## Exercise
Below are the records. List every line holding the word "term".

** START Material for this exercise **

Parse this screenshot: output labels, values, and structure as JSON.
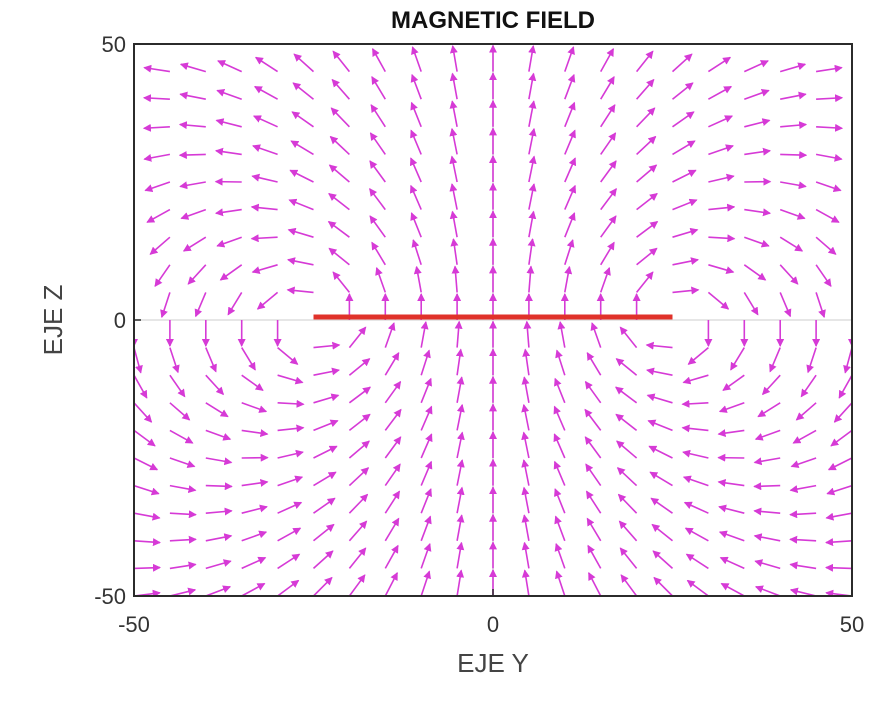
{
  "chart_data": {
    "type": "quiver",
    "title": "MAGNETIC FIELD",
    "xlabel": "EJE Y",
    "ylabel": "EJE Z",
    "xlim": [
      -50,
      50
    ],
    "ylim": [
      -50,
      50
    ],
    "xticks": [
      -50,
      0,
      50
    ],
    "yticks": [
      -50,
      0,
      50
    ],
    "grid": false,
    "zero_lines": true,
    "conductor": {
      "y": [
        -25,
        25
      ],
      "z": 0,
      "color": "#e0322a"
    },
    "field": {
      "color": "#d63ad6",
      "grid_step": 5,
      "description_values": {
        "source_points": [
          [
            -25,
            0
          ],
          [
            25,
            0
          ]
        ],
        "above_axis_direction": "toward origin",
        "below_axis_direction": "away from origin"
      }
    }
  }
}
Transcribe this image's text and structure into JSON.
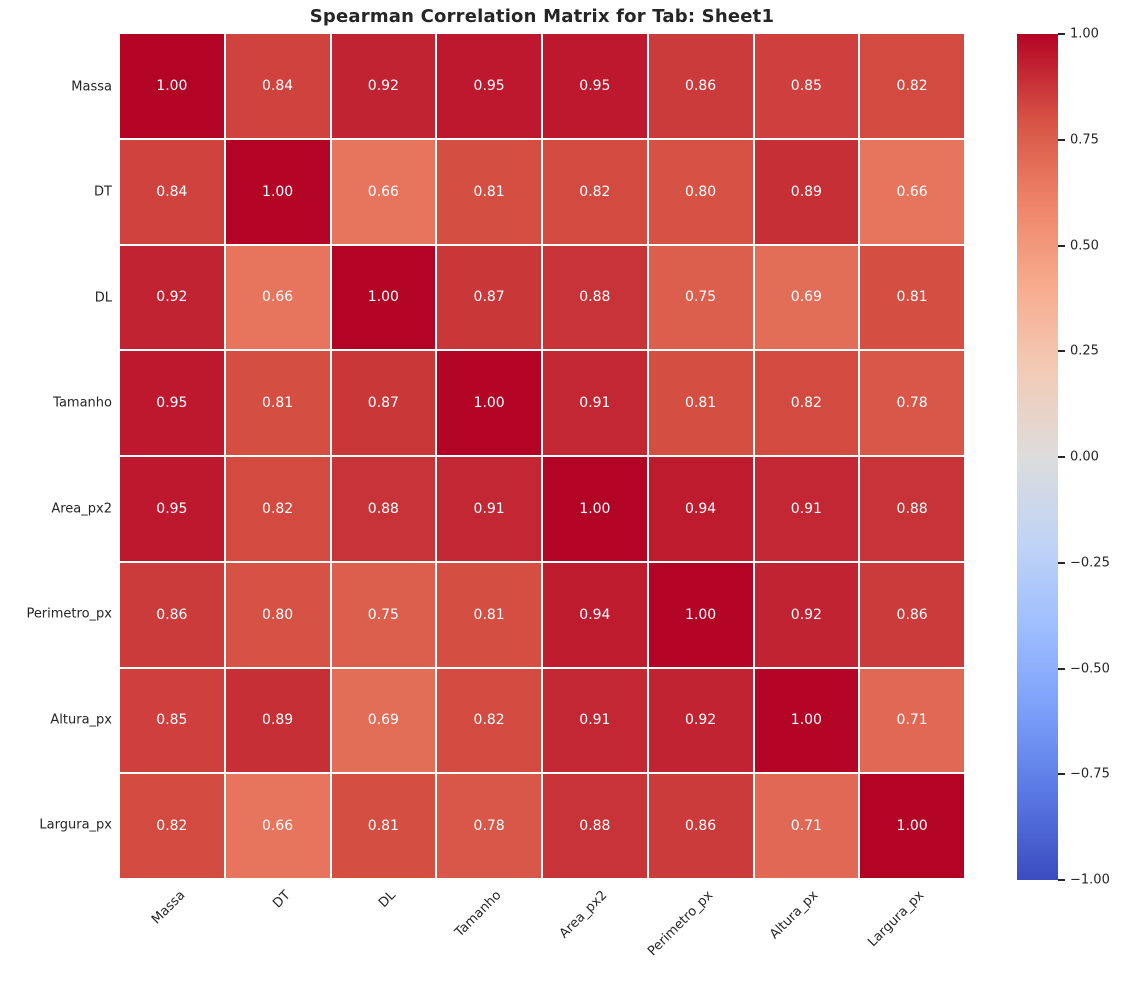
{
  "chart_data": {
    "type": "heatmap",
    "title": "Spearman Correlation Matrix for Tab: Sheet1",
    "labels": [
      "Massa",
      "DT",
      "DL",
      "Tamanho",
      "Area_px2",
      "Perimetro_px",
      "Altura_px",
      "Largura_px"
    ],
    "matrix": [
      [
        1.0,
        0.84,
        0.92,
        0.95,
        0.95,
        0.86,
        0.85,
        0.82
      ],
      [
        0.84,
        1.0,
        0.66,
        0.81,
        0.82,
        0.8,
        0.89,
        0.66
      ],
      [
        0.92,
        0.66,
        1.0,
        0.87,
        0.88,
        0.75,
        0.69,
        0.81
      ],
      [
        0.95,
        0.81,
        0.87,
        1.0,
        0.91,
        0.81,
        0.82,
        0.78
      ],
      [
        0.95,
        0.82,
        0.88,
        0.91,
        1.0,
        0.94,
        0.91,
        0.88
      ],
      [
        0.86,
        0.8,
        0.75,
        0.81,
        0.94,
        1.0,
        0.92,
        0.86
      ],
      [
        0.85,
        0.89,
        0.69,
        0.82,
        0.91,
        0.92,
        1.0,
        0.71
      ],
      [
        0.82,
        0.66,
        0.81,
        0.78,
        0.88,
        0.86,
        0.71,
        1.0
      ]
    ],
    "vmin": -1,
    "vmax": 1,
    "value_decimals": 2,
    "colorbar_tick_labels": [
      "1.00",
      "0.75",
      "0.50",
      "0.25",
      "0.00",
      "−0.25",
      "−0.50",
      "−0.75",
      "−1.00"
    ],
    "colormap": {
      "name": "coolwarm",
      "stops": [
        "#3b4cc0",
        "#5977e3",
        "#7b9ff9",
        "#9ebeff",
        "#c0d4f5",
        "#dddcdc",
        "#f2cbb7",
        "#f7ac8e",
        "#ee8468",
        "#d65244",
        "#b40426"
      ]
    },
    "cell_text_color": "#ffffff",
    "axis_text_color": "#262626",
    "grid_line_color": "#ffffff",
    "legend_position": "right",
    "x_tick_rotation_deg": 45
  }
}
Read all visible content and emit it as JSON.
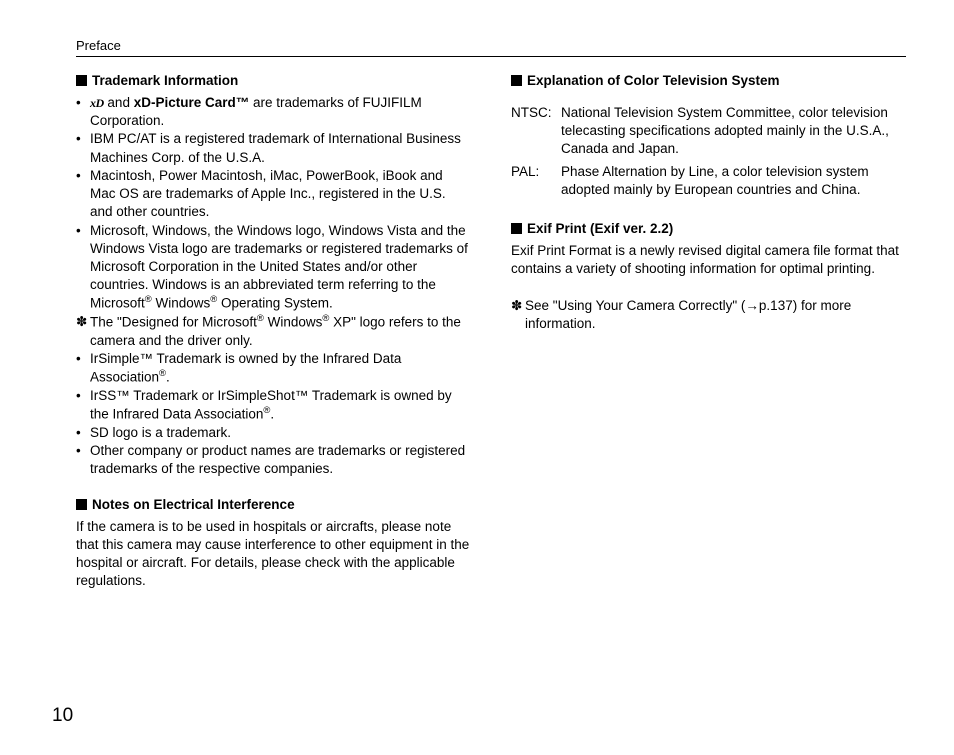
{
  "header": "Preface",
  "pageNumber": "10",
  "left": {
    "trademark": {
      "heading": "Trademark Information",
      "items": [
        {
          "marker": "•",
          "prefix_logo": true,
          "text_before": " and ",
          "bold": "xD-Picture Card™",
          "text_after": " are trademarks of FUJIFILM Corporation."
        },
        {
          "marker": "•",
          "text": "IBM PC/AT is a registered trademark of International Business Machines Corp. of the U.S.A."
        },
        {
          "marker": "•",
          "text": "Macintosh, Power Macintosh, iMac, PowerBook, iBook and Mac OS are trademarks of Apple Inc., registered in the U.S. and other countries."
        },
        {
          "marker": "•",
          "html": "Microsoft, Windows, the Windows logo, Windows Vista and the Windows Vista logo are trademarks or registered trademarks of Microsoft Corporation in the United States and/or other countries. Windows is an abbreviated term referring to the Microsoft<sup>®</sup> Windows<sup>®</sup> Operating System."
        },
        {
          "marker": "✽",
          "html": "The \"Designed for Microsoft<sup>®</sup> Windows<sup>®</sup> XP\" logo refers to the camera and the driver only."
        },
        {
          "marker": "•",
          "html": "IrSimple™ Trademark is owned by the Infrared Data Association<sup>®</sup>."
        },
        {
          "marker": "•",
          "html": "IrSS™ Trademark or IrSimpleShot™ Trademark is owned by the Infrared Data Association<sup>®</sup>."
        },
        {
          "marker": "•",
          "text": "SD logo is a trademark."
        },
        {
          "marker": "•",
          "text": "Other company or product names are trademarks or registered trademarks of the respective companies."
        }
      ]
    },
    "interference": {
      "heading": "Notes on Electrical Interference",
      "body": "If the camera is to be used in hospitals or aircrafts, please note that this camera may cause interference to other equipment in the hospital or aircraft. For details, please check with the applicable regulations."
    }
  },
  "right": {
    "colorTv": {
      "heading": "Explanation of Color Television System",
      "defs": [
        {
          "term": "NTSC:",
          "body": "National Television System Committee, color television telecasting specifications adopted mainly in the U.S.A., Canada and Japan."
        },
        {
          "term": "PAL:",
          "body": "Phase Alternation by Line, a color television system adopted mainly by European countries and China."
        }
      ]
    },
    "exif": {
      "heading": "Exif Print (Exif ver. 2.2)",
      "body": "Exif Print Format is a newly revised digital camera file format that contains a variety of shooting information for optimal printing."
    },
    "note": {
      "marker": "✽",
      "text": "See \"Using Your Camera Correctly\" (→p.137) for more information."
    }
  }
}
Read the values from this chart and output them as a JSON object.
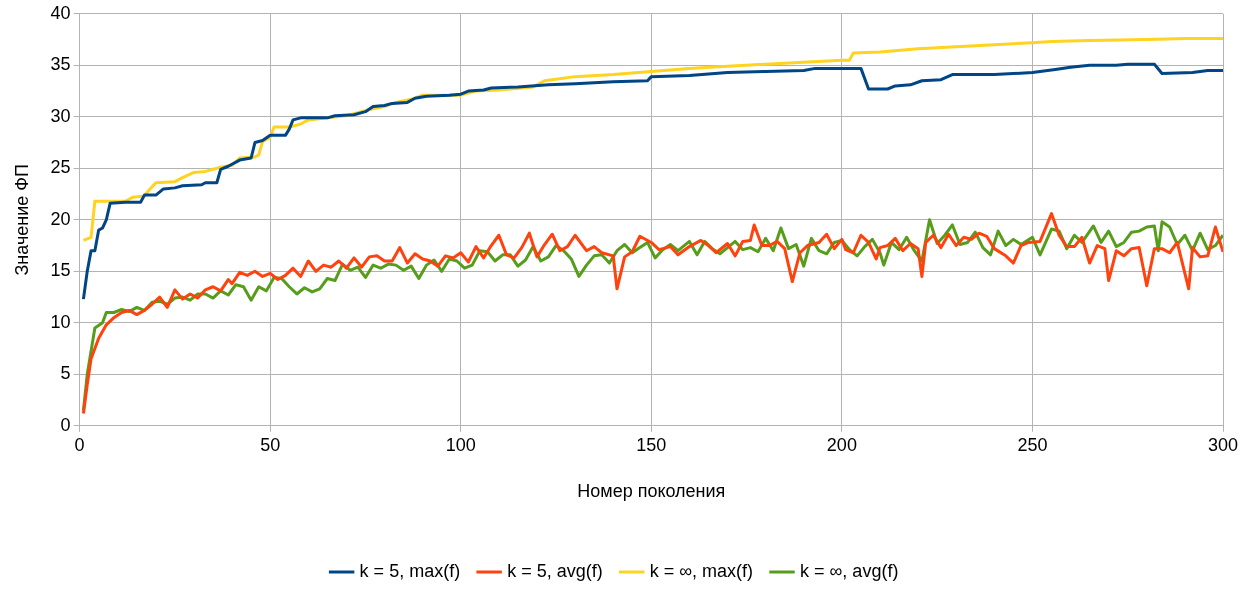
{
  "chart_data": {
    "type": "line",
    "xlabel": "Номер поколения",
    "ylabel": "Значение ФП",
    "xlim": [
      0,
      300
    ],
    "xticks": [
      0,
      50,
      100,
      150,
      200,
      250,
      300
    ],
    "ylim": [
      0,
      40
    ],
    "yticks": [
      0,
      5,
      10,
      15,
      20,
      25,
      30,
      35,
      40
    ],
    "grid": true,
    "legend": "bottom",
    "marker": "none",
    "line_style": "solid",
    "series": [
      {
        "name": "k = 5, max(f)",
        "color": "#004586",
        "x": [
          1,
          2,
          3,
          4,
          5,
          6,
          7,
          8,
          12,
          16,
          17,
          20,
          22,
          25,
          27,
          32,
          33,
          36,
          37,
          39,
          42,
          45,
          46,
          48,
          50,
          54,
          55,
          56,
          58,
          65,
          67,
          72,
          75,
          77,
          80,
          82,
          86,
          88,
          91,
          97,
          100,
          102,
          106,
          108,
          115,
          123,
          130,
          140,
          149,
          150,
          160,
          170,
          180,
          190,
          193,
          200,
          205,
          207,
          212,
          214,
          218,
          221,
          226,
          229,
          240,
          250,
          256,
          260,
          265,
          272,
          275,
          282,
          284,
          292,
          296,
          300
        ],
        "values": [
          12.3,
          15,
          17,
          17,
          19,
          19.2,
          20,
          21.6,
          21.7,
          21.7,
          22.4,
          22.4,
          23,
          23.1,
          23.3,
          23.4,
          23.6,
          23.6,
          24.9,
          25.2,
          25.8,
          26,
          27.5,
          27.7,
          28.2,
          28.2,
          28.8,
          29.7,
          29.9,
          29.9,
          30.1,
          30.2,
          30.5,
          31,
          31.1,
          31.3,
          31.4,
          31.8,
          32,
          32.1,
          32.2,
          32.5,
          32.6,
          32.8,
          32.9,
          33.1,
          33.2,
          33.4,
          33.5,
          33.9,
          34,
          34.3,
          34.4,
          34.5,
          34.7,
          34.7,
          34.7,
          32.7,
          32.7,
          33,
          33.1,
          33.5,
          33.6,
          34.1,
          34.1,
          34.3,
          34.6,
          34.8,
          35,
          35,
          35.1,
          35.1,
          34.2,
          34.3,
          34.5,
          34.5
        ]
      },
      {
        "name": "k = 5, avg(f)",
        "color": "#ff420e",
        "x": [
          1,
          2,
          3,
          5,
          7,
          9,
          11,
          13,
          15,
          17,
          19,
          21,
          23,
          25,
          27,
          29,
          31,
          33,
          35,
          37,
          39,
          40,
          42,
          44,
          46,
          48,
          50,
          52,
          54,
          56,
          58,
          60,
          62,
          64,
          66,
          68,
          70,
          72,
          74,
          76,
          78,
          80,
          82,
          84,
          86,
          88,
          90,
          92,
          94,
          96,
          98,
          100,
          102,
          104,
          106,
          108,
          110,
          112,
          114,
          116,
          118,
          120,
          122,
          124,
          126,
          128,
          130,
          133,
          135,
          137,
          140,
          141,
          143,
          145,
          147,
          150,
          152,
          155,
          157,
          160,
          163,
          165,
          167,
          170,
          172,
          174,
          176,
          177,
          179,
          181,
          183,
          185,
          187,
          189,
          191,
          194,
          196,
          198,
          200,
          201,
          203,
          205,
          207,
          209,
          210,
          212,
          214,
          216,
          218,
          220,
          221,
          222,
          224,
          226,
          228,
          230,
          232,
          234,
          236,
          238,
          240,
          243,
          245,
          247,
          249,
          252,
          255,
          257,
          259,
          261,
          263,
          265,
          267,
          269,
          270,
          272,
          274,
          276,
          278,
          280,
          282,
          284,
          286,
          288,
          290,
          291,
          292,
          294,
          296,
          298,
          300
        ],
        "values": [
          1.2,
          4,
          6.5,
          8.5,
          9.8,
          10.5,
          11,
          11.2,
          10.8,
          11.2,
          11.8,
          12.5,
          11.5,
          13.2,
          12.3,
          12.8,
          12.4,
          13.2,
          13.5,
          13.1,
          14.2,
          13.8,
          14.9,
          14.6,
          15,
          14.5,
          14.8,
          14.2,
          14.6,
          15.3,
          14.5,
          16,
          15,
          15.6,
          15.4,
          16,
          15.3,
          16.3,
          15.4,
          16.4,
          16.5,
          16,
          16,
          17.3,
          15.8,
          16.7,
          16.2,
          16,
          15.5,
          16.5,
          16.3,
          16.8,
          15.9,
          17.4,
          16.3,
          17.5,
          18.5,
          16.6,
          16.3,
          17.3,
          18.7,
          16.4,
          17.6,
          18.6,
          17,
          17.4,
          18.5,
          17,
          17.4,
          16.8,
          16.5,
          13.3,
          16.4,
          16.9,
          18.4,
          17.8,
          17.1,
          17.4,
          16.6,
          17.4,
          18,
          17.5,
          16.8,
          17.7,
          16.5,
          17.9,
          18,
          19.5,
          17.5,
          17.5,
          17.9,
          17.2,
          14,
          16.8,
          17.5,
          17.8,
          18.6,
          17.2,
          18.1,
          17.1,
          16.8,
          18.5,
          17.8,
          16.2,
          17.3,
          17.5,
          18.2,
          17,
          17.7,
          17.2,
          14.5,
          17.8,
          18.5,
          17.3,
          18.6,
          17.5,
          18.3,
          18.1,
          18.7,
          18.4,
          17.2,
          16.5,
          15.8,
          17.5,
          17.8,
          17.9,
          20.6,
          18.5,
          17.4,
          17.4,
          18.3,
          15.8,
          17.5,
          17.2,
          14.1,
          17,
          16.5,
          17.2,
          17.3,
          13.6,
          17.2,
          17.2,
          16.8,
          17.8,
          14.8,
          13.3,
          17.3,
          16.4,
          16.5,
          19.3,
          16.9
        ]
      },
      {
        "name": "k = ∞, max(f)",
        "color": "#ffd320",
        "x": [
          1,
          3,
          4,
          12,
          14,
          17,
          18,
          20,
          25,
          27,
          30,
          33,
          37,
          40,
          42,
          46,
          47,
          48,
          50,
          51,
          55,
          58,
          60,
          65,
          70,
          73,
          76,
          80,
          83,
          87,
          90,
          100,
          104,
          110,
          119,
          122,
          130,
          140,
          150,
          160,
          170,
          180,
          190,
          200,
          202,
          203,
          210,
          220,
          230,
          240,
          250,
          255,
          265,
          280,
          290,
          300
        ],
        "values": [
          18,
          18.3,
          21.8,
          21.8,
          22.2,
          22.3,
          22.8,
          23.6,
          23.7,
          24.1,
          24.6,
          24.7,
          25.1,
          25.3,
          26,
          26.1,
          26.3,
          27.6,
          28,
          29,
          29,
          29.3,
          29.7,
          29.9,
          30.1,
          30.4,
          30.7,
          31,
          31.4,
          31.7,
          32.1,
          32.1,
          32.5,
          32.6,
          32.9,
          33.5,
          33.9,
          34.1,
          34.4,
          34.7,
          34.9,
          35.1,
          35.3,
          35.5,
          35.5,
          36.2,
          36.3,
          36.6,
          36.8,
          37,
          37.2,
          37.3,
          37.4,
          37.5,
          37.6,
          37.6
        ]
      },
      {
        "name": "k = ∞, avg(f)",
        "color": "#579d1c",
        "x": [
          1,
          2,
          4,
          6,
          7,
          9,
          11,
          13,
          15,
          17,
          19,
          21,
          23,
          25,
          27,
          29,
          31,
          33,
          35,
          37,
          39,
          41,
          43,
          45,
          47,
          49,
          51,
          53,
          55,
          57,
          59,
          61,
          63,
          65,
          67,
          69,
          71,
          73,
          75,
          77,
          79,
          81,
          83,
          85,
          87,
          89,
          91,
          93,
          95,
          97,
          99,
          101,
          103,
          105,
          107,
          109,
          111,
          113,
          115,
          117,
          119,
          121,
          123,
          125,
          127,
          129,
          131,
          133,
          135,
          137,
          139,
          141,
          143,
          145,
          147,
          149,
          151,
          153,
          155,
          157,
          160,
          162,
          164,
          166,
          168,
          170,
          172,
          174,
          176,
          178,
          180,
          182,
          184,
          186,
          188,
          190,
          192,
          194,
          196,
          198,
          200,
          202,
          204,
          206,
          208,
          210,
          211,
          213,
          215,
          217,
          219,
          221,
          223,
          225,
          227,
          229,
          231,
          233,
          235,
          237,
          239,
          241,
          243,
          245,
          247,
          250,
          252,
          255,
          257,
          259,
          261,
          263,
          266,
          268,
          270,
          272,
          274,
          276,
          278,
          280,
          282,
          283,
          284,
          286,
          288,
          290,
          292,
          294,
          296,
          298,
          300
        ],
        "values": [
          1.5,
          5,
          9.5,
          10,
          11,
          11,
          11.3,
          11.1,
          11.5,
          11.2,
          12,
          12.1,
          11.8,
          12.4,
          12.5,
          12.2,
          12.8,
          12.8,
          12.4,
          13.1,
          12.7,
          13.7,
          13.5,
          12.2,
          13.5,
          13.1,
          14.4,
          14.3,
          13.5,
          12.8,
          13.4,
          13,
          13.3,
          14.3,
          14.1,
          15.7,
          15.1,
          15.4,
          14.4,
          15.6,
          15.3,
          15.7,
          15.6,
          15.1,
          15.5,
          14.3,
          15.6,
          16.1,
          15,
          16.2,
          16,
          15.3,
          15.6,
          17,
          16.9,
          16,
          16.6,
          16.6,
          15.5,
          16.1,
          17.4,
          16,
          16.4,
          17.5,
          17,
          16.2,
          14.5,
          15.6,
          16.5,
          16.6,
          15.8,
          17,
          17.6,
          16.8,
          17.3,
          17.8,
          16.3,
          17.1,
          17.6,
          17,
          17.9,
          16.6,
          17.9,
          17.2,
          16.7,
          17.3,
          17.9,
          17.1,
          17.3,
          16.9,
          18.2,
          17,
          19.2,
          17.2,
          17.6,
          15.5,
          18.2,
          17,
          16.7,
          17.8,
          18,
          17.1,
          16.5,
          17.4,
          18.1,
          16.8,
          15.6,
          17.8,
          17.1,
          18.3,
          17,
          16,
          20,
          17.7,
          18.5,
          19.5,
          17.6,
          17.8,
          18.8,
          17.3,
          16.6,
          18.9,
          17.5,
          18.1,
          17.6,
          18.3,
          16.6,
          19.1,
          18.9,
          17.2,
          18.5,
          17.8,
          19.4,
          17.8,
          18.9,
          17.4,
          17.8,
          18.8,
          18.9,
          19.3,
          19.4,
          17,
          19.8,
          19.3,
          17.6,
          18.5,
          17,
          18.7,
          17.1,
          17.5,
          18.5
        ]
      }
    ]
  }
}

** END Material for this exercise **

## Written solution
          "html": "Microsoft, Windows, the Windows logo, Windows Vista and the Windows Vista logo are trademarks or registered trademarks of Microsoft Corporation in the United States and/or other countries. Windows is an abbreviated term referring to the Microsoft<sup>®</sup> Windows<sup>®</sup> Operating System."
          "term": "NTSC:",
          "term": "PAL:",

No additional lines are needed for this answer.